## Begin The records
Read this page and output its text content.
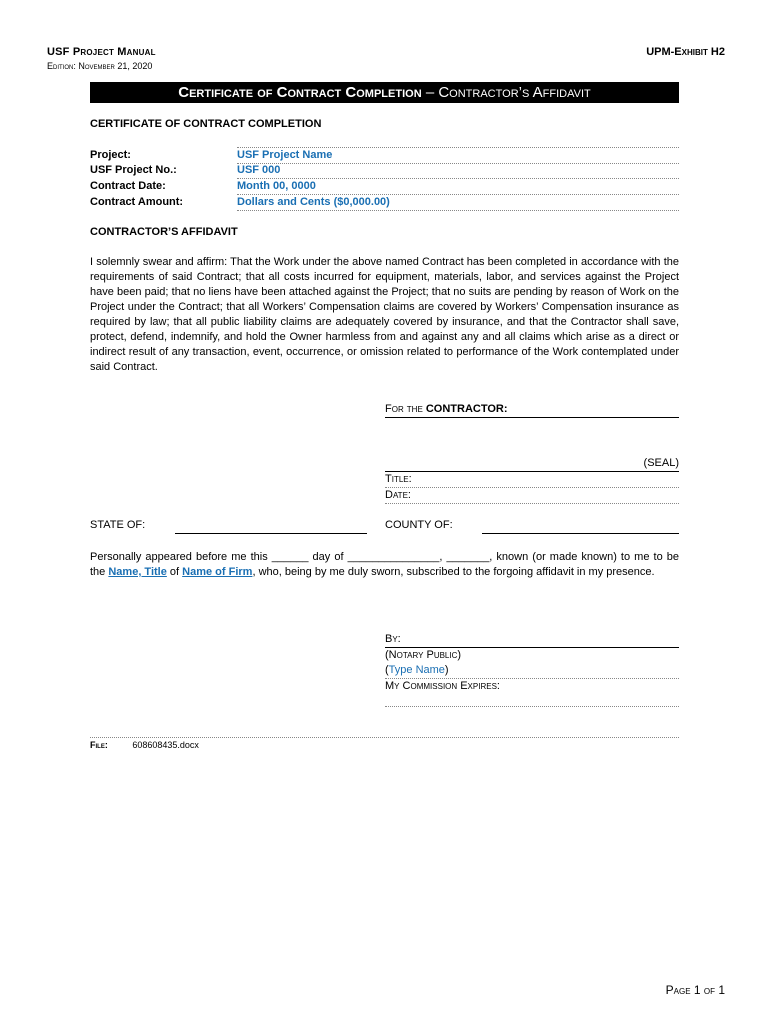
USF Project Manual
Edition: November 21, 2020
UPM-Exhibit H2
Certificate of Contract Completion – Contractor’s Affidavit
CERTIFICATE OF CONTRACT COMPLETION
Project:	USF Project Name
USF Project No.:	USF 000
Contract Date:	Month 00, 0000
Contract Amount:	Dollars and Cents ($0,000.00)
CONTRACTOR’S AFFIDAVIT
I solemnly swear and affirm: That the Work under the above named Contract has been completed in accordance with the requirements of said Contract; that all costs incurred for equipment, materials, labor, and services against the Project have been paid; that no liens have been attached against the Project; that no suits are pending by reason of Work on the Project under the Contract; that all Workers’ Compensation claims are covered by Workers’ Compensation insurance as required by law; that all public liability claims are adequately covered by insurance, and that the Contractor shall save, protect, defend, indemnify, and hold the Owner harmless from and against any and all claims which arise as a direct or indirect result of any transaction, event, occurrence, or omission related to performance of the Work contemplated under said Contract.
For the CONTRACTOR:
(SEAL)
Title:
Date:
STATE OF:	COUNTY OF:
Personally appeared before me this ______ day of _______________, _______, known (or made known) to me to be the Name, Title of Name of Firm, who, being by me duly sworn, subscribed to the forgoing affidavit in my presence.
By:
(Notary Public)
(Type Name)
My Commission Expires:
File:	608608435.docx
Page 1 of 1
## End The records
Exercise goal:
Pictures in the records should not appear in your copy, but everything else must be transcribed exactly.

Exercise result:
Read this page and output its text content.
USF Project Manual
Edition: November 21, 2020
UPM-Exhibit H2
Certificate of Contract Completion – Contractor’s Affidavit
CERTIFICATE OF CONTRACT COMPLETION
Project:	USF Project Name
USF Project No.:	USF 000
Contract Date:	Month 00, 0000
Contract Amount:	Dollars and Cents ($0,000.00)
CONTRACTOR’S AFFIDAVIT
I solemnly swear and affirm: That the Work under the above named Contract has been completed in accordance with the requirements of said Contract; that all costs incurred for equipment, materials, labor, and services against the Project have been paid; that no liens have been attached against the Project; that no suits are pending by reason of Work on the Project under the Contract; that all Workers’ Compensation claims are covered by Workers’ Compensation insurance as required by law; that all public liability claims are adequately covered by insurance, and that the Contractor shall save, protect, defend, indemnify, and hold the Owner harmless from and against any and all claims which arise as a direct or indirect result of any transaction, event, occurrence, or omission related to performance of the Work contemplated under said Contract.
For the CONTRACTOR:
(SEAL)
Title:
Date:
STATE OF:	COUNTY OF:
Personally appeared before me this ______ day of _______________, _______, known (or made known) to me to be the Name, Title of Name of Firm, who, being by me duly sworn, subscribed to the forgoing affidavit in my presence.
By:
(Notary Public)
(Type Name)
My Commission Expires:
File:	608608435.docx
Page 1 of 1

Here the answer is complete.